Show all lines from the listing below that contain "this".

--- start ---

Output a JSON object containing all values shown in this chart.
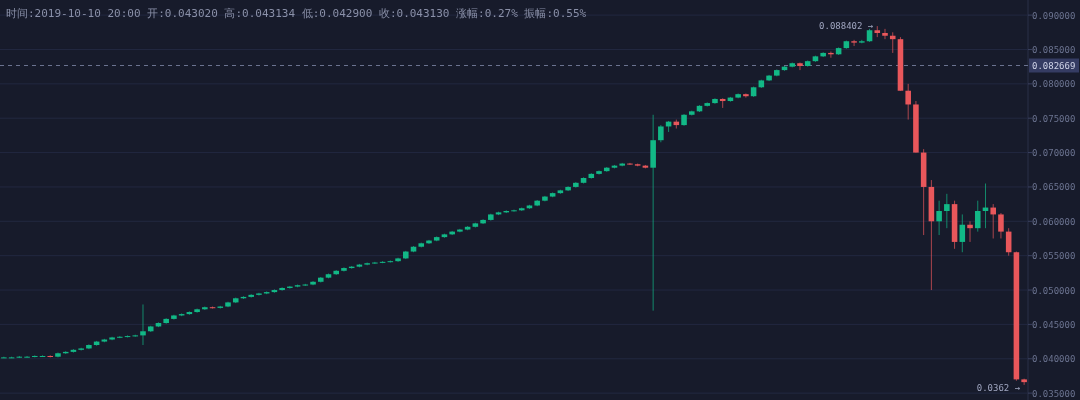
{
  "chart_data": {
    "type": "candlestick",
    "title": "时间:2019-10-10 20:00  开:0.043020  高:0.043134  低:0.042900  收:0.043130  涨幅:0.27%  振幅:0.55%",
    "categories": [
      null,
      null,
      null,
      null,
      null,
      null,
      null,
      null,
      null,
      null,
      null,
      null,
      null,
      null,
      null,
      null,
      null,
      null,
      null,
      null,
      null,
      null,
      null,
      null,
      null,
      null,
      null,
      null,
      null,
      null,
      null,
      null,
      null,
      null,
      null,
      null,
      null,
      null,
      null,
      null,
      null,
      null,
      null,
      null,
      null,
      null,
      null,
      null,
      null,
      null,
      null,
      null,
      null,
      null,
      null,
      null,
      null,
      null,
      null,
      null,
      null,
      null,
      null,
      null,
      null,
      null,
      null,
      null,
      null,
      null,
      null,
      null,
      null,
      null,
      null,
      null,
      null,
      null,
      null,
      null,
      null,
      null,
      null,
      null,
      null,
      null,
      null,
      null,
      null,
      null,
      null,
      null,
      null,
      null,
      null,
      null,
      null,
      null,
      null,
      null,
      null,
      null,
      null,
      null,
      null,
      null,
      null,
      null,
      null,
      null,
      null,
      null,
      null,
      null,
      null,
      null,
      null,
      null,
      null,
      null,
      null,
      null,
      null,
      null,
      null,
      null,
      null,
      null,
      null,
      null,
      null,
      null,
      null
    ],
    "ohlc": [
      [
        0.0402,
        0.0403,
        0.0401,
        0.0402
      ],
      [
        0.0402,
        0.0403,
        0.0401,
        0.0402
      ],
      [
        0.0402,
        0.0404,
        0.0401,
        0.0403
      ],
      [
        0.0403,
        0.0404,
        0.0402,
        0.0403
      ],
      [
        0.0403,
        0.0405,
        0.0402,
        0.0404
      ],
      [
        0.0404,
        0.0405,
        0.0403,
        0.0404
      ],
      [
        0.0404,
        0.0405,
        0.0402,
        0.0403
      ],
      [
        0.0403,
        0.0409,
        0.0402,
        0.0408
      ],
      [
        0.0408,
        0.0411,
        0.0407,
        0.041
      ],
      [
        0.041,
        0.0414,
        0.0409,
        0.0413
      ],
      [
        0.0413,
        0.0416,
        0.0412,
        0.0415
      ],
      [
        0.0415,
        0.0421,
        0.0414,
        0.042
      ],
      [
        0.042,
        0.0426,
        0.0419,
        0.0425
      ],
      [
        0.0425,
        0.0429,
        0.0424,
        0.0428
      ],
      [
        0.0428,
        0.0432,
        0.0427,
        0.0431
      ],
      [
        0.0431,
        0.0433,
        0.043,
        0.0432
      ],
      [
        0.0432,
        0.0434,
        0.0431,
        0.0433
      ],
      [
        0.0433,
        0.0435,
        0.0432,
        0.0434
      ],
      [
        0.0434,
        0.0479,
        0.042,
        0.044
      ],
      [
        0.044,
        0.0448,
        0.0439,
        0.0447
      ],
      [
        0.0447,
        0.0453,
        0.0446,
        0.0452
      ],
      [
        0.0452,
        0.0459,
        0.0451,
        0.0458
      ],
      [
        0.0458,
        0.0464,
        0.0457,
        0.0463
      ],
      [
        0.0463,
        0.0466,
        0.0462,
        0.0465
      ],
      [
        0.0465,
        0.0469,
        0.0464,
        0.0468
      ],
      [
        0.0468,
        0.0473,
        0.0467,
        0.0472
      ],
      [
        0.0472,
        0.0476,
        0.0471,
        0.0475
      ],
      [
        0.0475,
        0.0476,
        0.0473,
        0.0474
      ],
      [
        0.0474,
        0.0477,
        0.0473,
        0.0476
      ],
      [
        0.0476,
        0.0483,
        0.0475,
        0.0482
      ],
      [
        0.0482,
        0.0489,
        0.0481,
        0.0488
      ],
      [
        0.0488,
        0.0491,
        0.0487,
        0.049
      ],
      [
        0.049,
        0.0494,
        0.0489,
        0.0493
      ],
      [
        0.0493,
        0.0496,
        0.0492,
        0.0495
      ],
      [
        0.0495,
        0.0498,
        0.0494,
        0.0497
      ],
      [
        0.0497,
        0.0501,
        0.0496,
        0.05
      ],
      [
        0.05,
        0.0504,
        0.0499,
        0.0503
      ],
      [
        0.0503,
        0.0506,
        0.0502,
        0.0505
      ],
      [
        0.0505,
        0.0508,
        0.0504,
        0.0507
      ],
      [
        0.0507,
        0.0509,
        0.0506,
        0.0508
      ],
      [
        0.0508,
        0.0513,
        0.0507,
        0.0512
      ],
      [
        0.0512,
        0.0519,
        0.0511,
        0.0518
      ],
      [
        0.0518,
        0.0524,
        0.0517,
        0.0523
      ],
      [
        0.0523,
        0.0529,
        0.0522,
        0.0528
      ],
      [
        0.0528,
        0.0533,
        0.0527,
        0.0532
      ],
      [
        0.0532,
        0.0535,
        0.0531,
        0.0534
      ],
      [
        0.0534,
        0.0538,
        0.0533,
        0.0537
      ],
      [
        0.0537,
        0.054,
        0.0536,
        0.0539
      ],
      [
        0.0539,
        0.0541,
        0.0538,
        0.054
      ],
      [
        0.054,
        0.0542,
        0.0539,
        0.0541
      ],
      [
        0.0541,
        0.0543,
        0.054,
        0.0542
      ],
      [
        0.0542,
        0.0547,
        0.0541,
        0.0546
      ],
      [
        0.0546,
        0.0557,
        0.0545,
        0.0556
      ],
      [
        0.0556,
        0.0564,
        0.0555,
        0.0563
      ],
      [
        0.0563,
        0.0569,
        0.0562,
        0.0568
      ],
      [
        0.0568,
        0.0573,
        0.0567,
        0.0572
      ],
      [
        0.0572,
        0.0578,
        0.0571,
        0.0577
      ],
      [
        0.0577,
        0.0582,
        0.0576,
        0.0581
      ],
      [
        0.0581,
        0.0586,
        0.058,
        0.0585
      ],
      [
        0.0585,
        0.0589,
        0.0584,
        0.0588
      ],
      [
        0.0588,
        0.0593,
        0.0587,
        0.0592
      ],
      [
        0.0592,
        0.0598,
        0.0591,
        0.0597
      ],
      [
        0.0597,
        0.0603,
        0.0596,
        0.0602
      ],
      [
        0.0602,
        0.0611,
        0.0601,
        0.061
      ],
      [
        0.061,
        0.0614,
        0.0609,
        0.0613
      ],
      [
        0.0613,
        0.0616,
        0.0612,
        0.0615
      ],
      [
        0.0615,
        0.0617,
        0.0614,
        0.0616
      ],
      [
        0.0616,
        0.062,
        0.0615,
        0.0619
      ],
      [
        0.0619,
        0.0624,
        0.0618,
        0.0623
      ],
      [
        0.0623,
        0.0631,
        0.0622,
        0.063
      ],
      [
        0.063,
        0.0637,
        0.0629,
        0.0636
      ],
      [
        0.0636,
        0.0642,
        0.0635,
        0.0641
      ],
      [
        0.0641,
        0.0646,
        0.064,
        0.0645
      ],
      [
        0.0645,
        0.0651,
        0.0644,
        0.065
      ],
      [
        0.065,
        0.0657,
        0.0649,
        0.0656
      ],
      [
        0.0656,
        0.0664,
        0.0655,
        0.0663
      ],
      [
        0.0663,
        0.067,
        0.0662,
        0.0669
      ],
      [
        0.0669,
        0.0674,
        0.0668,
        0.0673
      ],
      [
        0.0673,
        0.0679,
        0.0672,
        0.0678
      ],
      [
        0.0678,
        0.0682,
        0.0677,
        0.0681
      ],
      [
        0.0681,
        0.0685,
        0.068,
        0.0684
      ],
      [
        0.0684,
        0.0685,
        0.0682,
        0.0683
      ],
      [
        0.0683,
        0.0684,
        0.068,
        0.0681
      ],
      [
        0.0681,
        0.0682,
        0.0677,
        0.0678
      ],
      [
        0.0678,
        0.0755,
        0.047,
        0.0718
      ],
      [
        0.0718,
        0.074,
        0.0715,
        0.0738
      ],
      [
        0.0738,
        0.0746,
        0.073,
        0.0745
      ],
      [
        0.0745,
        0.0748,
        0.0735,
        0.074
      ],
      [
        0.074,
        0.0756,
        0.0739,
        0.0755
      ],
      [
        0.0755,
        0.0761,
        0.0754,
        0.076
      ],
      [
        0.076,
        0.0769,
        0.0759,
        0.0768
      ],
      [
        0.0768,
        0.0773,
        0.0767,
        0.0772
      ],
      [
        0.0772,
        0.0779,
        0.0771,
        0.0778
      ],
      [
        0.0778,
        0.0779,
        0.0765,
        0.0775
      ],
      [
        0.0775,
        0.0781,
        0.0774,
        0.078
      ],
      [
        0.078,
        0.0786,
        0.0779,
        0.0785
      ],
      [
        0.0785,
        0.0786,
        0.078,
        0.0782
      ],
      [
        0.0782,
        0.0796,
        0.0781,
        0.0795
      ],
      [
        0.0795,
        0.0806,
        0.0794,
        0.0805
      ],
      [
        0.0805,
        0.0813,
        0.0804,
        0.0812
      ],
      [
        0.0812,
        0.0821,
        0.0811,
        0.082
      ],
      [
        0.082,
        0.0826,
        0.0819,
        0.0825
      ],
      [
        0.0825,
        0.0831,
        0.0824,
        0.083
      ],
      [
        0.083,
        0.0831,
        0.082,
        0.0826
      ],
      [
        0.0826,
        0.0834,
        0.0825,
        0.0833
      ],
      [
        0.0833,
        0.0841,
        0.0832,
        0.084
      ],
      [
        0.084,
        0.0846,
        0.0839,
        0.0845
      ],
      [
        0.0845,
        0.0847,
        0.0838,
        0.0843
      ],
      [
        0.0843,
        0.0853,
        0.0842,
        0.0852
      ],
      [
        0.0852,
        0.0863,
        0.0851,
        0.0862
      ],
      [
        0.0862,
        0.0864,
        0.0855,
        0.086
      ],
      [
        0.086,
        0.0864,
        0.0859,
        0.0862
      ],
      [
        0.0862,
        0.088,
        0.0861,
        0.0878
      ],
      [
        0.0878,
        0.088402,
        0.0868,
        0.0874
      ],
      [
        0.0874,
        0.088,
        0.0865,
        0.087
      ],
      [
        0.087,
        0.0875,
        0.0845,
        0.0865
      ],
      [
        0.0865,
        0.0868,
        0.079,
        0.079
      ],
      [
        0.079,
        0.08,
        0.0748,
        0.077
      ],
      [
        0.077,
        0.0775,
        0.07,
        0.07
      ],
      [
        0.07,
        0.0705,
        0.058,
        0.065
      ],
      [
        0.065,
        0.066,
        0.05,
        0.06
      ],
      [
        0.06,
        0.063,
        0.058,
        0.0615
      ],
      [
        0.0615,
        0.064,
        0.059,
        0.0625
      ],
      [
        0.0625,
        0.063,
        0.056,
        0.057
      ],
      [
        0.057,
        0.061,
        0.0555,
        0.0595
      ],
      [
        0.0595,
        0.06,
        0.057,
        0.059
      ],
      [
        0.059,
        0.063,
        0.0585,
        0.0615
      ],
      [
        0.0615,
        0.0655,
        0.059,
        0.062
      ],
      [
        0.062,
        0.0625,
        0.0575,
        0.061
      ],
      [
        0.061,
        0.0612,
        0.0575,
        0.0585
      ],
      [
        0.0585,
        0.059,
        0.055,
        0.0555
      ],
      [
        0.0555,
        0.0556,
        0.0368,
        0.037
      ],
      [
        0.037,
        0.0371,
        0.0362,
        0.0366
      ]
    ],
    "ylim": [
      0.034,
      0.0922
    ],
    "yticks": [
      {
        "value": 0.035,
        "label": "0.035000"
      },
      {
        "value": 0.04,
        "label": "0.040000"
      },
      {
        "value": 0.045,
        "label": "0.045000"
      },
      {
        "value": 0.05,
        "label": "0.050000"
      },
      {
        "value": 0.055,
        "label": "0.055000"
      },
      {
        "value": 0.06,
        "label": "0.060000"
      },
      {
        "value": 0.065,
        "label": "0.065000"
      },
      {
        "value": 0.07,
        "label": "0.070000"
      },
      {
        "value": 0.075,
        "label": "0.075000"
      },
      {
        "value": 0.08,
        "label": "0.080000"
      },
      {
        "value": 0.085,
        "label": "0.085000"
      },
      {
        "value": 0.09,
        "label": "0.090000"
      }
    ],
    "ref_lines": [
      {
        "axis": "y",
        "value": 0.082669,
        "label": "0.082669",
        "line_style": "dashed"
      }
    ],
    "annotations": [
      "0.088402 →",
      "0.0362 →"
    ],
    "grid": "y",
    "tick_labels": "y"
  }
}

--- end ---
--- start ---

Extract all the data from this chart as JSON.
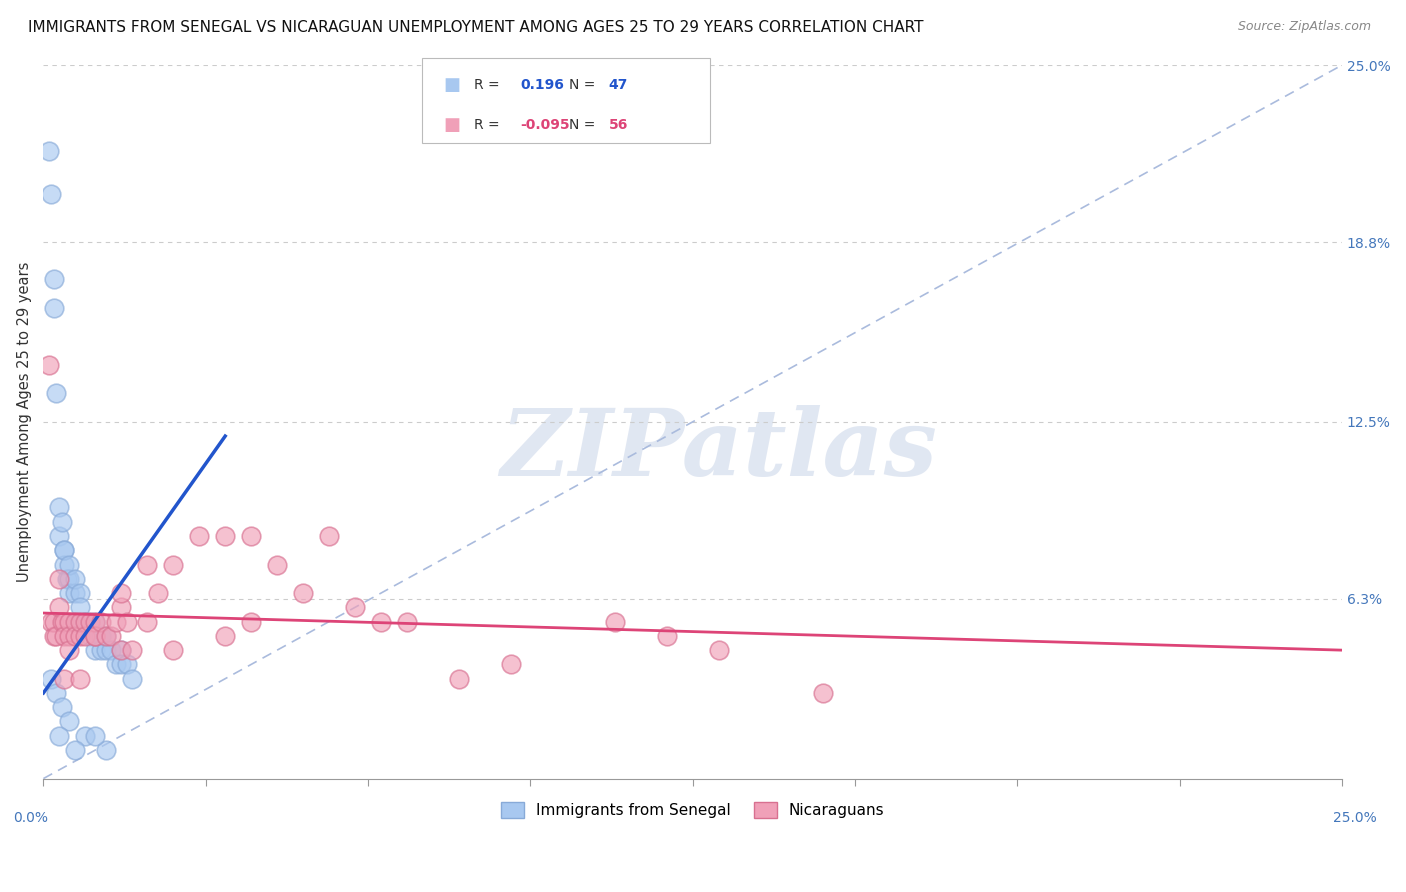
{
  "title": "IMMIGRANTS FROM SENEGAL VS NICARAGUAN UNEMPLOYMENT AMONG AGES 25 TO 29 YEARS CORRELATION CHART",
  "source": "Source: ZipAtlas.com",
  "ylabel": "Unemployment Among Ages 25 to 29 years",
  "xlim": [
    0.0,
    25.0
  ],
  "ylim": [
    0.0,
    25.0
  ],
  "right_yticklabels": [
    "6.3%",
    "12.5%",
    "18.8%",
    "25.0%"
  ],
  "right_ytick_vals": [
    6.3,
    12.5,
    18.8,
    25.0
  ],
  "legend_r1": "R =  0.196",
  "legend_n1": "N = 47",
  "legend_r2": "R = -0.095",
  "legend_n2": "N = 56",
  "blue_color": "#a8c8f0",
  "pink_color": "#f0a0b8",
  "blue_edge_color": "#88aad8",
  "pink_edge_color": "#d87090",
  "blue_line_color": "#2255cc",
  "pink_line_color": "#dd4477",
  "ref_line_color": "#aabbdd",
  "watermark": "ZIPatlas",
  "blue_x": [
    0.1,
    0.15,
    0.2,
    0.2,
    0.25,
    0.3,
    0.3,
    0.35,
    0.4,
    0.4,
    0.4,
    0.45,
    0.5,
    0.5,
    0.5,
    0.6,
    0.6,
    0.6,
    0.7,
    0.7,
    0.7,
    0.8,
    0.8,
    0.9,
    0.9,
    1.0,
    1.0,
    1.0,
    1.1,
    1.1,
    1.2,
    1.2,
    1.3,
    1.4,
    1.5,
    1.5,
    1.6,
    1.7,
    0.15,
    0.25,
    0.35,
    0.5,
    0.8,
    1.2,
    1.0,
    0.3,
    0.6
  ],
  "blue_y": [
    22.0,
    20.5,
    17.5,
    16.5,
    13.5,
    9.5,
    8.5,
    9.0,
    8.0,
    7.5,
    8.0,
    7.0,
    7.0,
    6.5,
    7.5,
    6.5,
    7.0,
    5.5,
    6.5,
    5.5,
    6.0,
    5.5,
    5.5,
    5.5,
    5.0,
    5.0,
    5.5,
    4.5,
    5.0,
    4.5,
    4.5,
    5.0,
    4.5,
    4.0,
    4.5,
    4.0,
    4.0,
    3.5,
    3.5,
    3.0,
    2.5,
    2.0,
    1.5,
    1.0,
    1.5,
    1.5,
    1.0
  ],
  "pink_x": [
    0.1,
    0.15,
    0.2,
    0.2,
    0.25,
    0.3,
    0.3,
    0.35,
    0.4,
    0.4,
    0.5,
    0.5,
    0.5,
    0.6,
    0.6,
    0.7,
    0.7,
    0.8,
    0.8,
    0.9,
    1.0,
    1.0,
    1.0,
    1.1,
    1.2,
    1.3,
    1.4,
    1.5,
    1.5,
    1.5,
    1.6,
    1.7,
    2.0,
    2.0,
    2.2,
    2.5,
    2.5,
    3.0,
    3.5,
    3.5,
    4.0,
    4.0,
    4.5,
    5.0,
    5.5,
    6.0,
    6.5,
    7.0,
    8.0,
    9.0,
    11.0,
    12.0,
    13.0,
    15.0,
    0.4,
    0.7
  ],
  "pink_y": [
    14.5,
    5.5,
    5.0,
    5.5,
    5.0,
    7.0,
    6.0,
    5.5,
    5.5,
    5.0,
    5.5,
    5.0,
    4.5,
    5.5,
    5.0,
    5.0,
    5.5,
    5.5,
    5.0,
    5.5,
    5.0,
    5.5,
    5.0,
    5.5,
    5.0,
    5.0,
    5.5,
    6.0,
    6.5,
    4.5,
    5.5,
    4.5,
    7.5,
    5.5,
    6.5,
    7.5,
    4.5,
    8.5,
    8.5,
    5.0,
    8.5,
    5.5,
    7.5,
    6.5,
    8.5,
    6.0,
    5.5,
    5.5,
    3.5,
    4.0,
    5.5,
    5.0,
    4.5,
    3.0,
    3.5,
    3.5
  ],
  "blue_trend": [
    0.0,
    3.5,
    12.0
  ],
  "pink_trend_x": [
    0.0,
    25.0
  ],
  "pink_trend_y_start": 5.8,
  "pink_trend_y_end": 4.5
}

--- end ---

■ TASK RESPONSE
Output a JSON object containing all values shown in this chart.
Extract all the data from this chart as JSON.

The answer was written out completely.